◆ TO DO ◆
Could you format as a numbered list everything from the line containing "- x-axis: 2012" down to the line containing "- plot-area: [159, 93, 1094, 836]" in the records below, skipping blank lines?

Box annotation data:
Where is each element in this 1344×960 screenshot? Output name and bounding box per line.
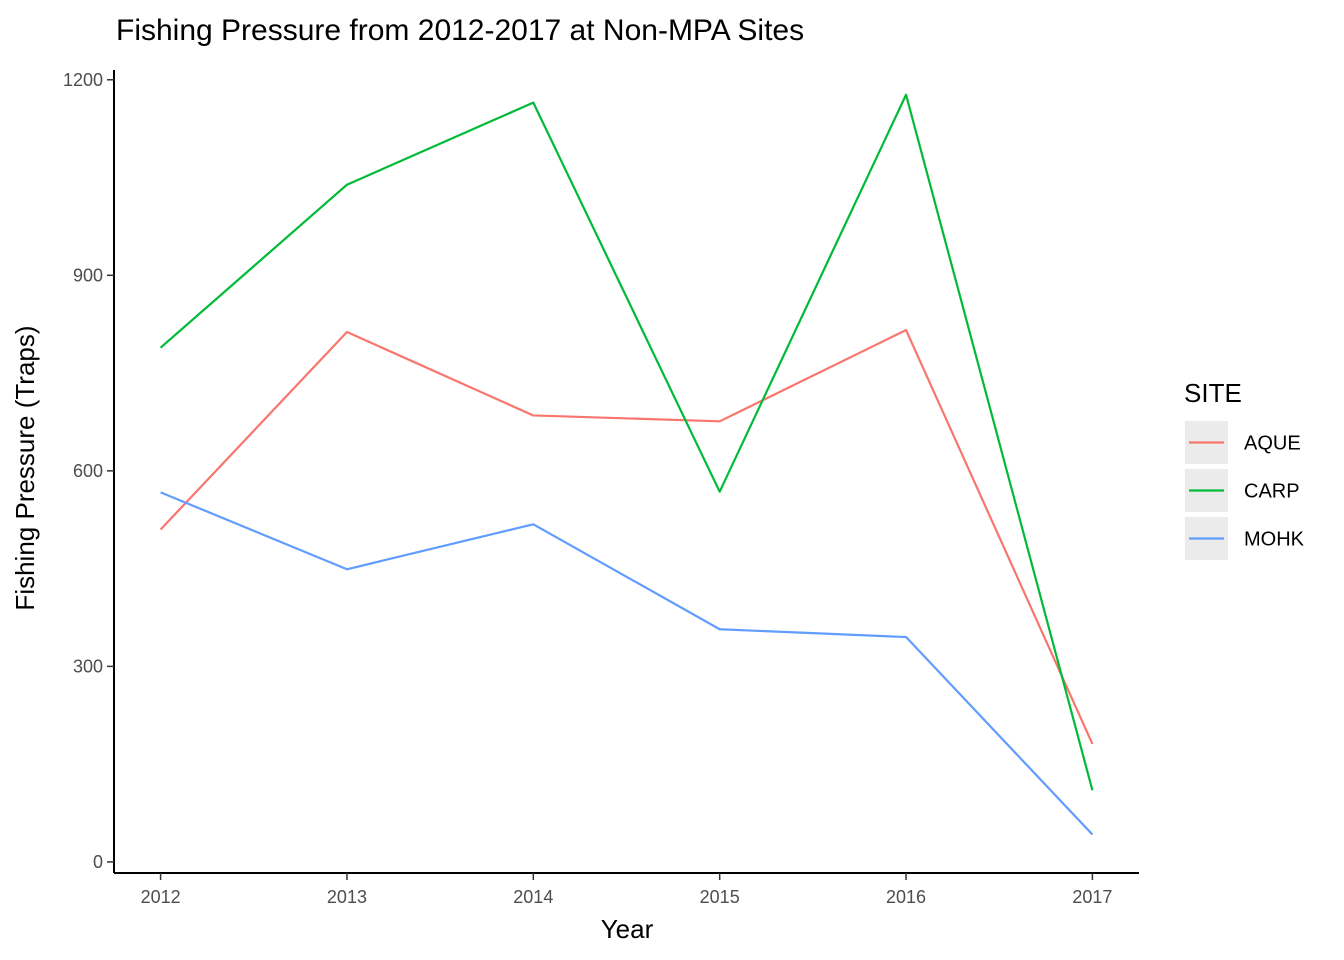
- x-axis: 2012 2013 2014 2015 2016 2017: [114, 872, 1139, 907]
- legend: SITE AQUE CARP MOHK: [1184, 378, 1305, 560]
- legend-item-mohk: MOHK: [1185, 517, 1305, 560]
- x-tick-label: 2014: [513, 887, 553, 907]
- plot-area: [159, 93, 1094, 836]
- y-tick-label: 300: [73, 656, 103, 676]
- x-tick-label: 2015: [700, 887, 740, 907]
- legend-item-aque: AQUE: [1185, 421, 1301, 464]
- y-tick-label: 1200: [63, 70, 103, 90]
- legend-item-carp: CARP: [1185, 469, 1300, 512]
- series-line-carp: [159, 93, 1094, 791]
- x-axis-title: Year: [601, 914, 654, 944]
- x-tick-label: 2017: [1072, 887, 1112, 907]
- legend-label: MOHK: [1244, 529, 1305, 551]
- y-tick-label: 900: [73, 265, 103, 285]
- legend-title: SITE: [1184, 378, 1242, 408]
- series-line-mohk: [160, 491, 1094, 836]
- chart-title: Fishing Pressure from 2012-2017 at Non-M…: [116, 14, 804, 47]
- legend-label: AQUE: [1244, 433, 1301, 455]
- y-axis-title: Fishing Pressure (Traps): [10, 325, 40, 610]
- x-tick-label: 2016: [886, 887, 926, 907]
- y-axis: 0 300 600 900 1200: [63, 70, 115, 873]
- y-tick-label: 0: [93, 852, 103, 872]
- legend-label: CARP: [1244, 481, 1300, 503]
- x-tick-label: 2013: [327, 887, 367, 907]
- x-tick-label: 2012: [141, 887, 181, 907]
- series-line-aque: [159, 328, 1094, 745]
- y-tick-label: 600: [73, 461, 103, 481]
- legend-items: AQUE CARP MOHK: [1185, 421, 1305, 560]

◆ THE COMPLETED TASK ◆
1. - x-axis: 2012 2013 2014 2015 2016 2017: [114, 872, 1139, 907]
2. - legend: SITE AQUE CARP MOHK: [1184, 378, 1305, 560]
3. - legend-item-mohk: MOHK: [1185, 517, 1305, 560]
4. - x-tick-label: 2014: [513, 887, 553, 907]
5. - plot-area: [159, 93, 1094, 836]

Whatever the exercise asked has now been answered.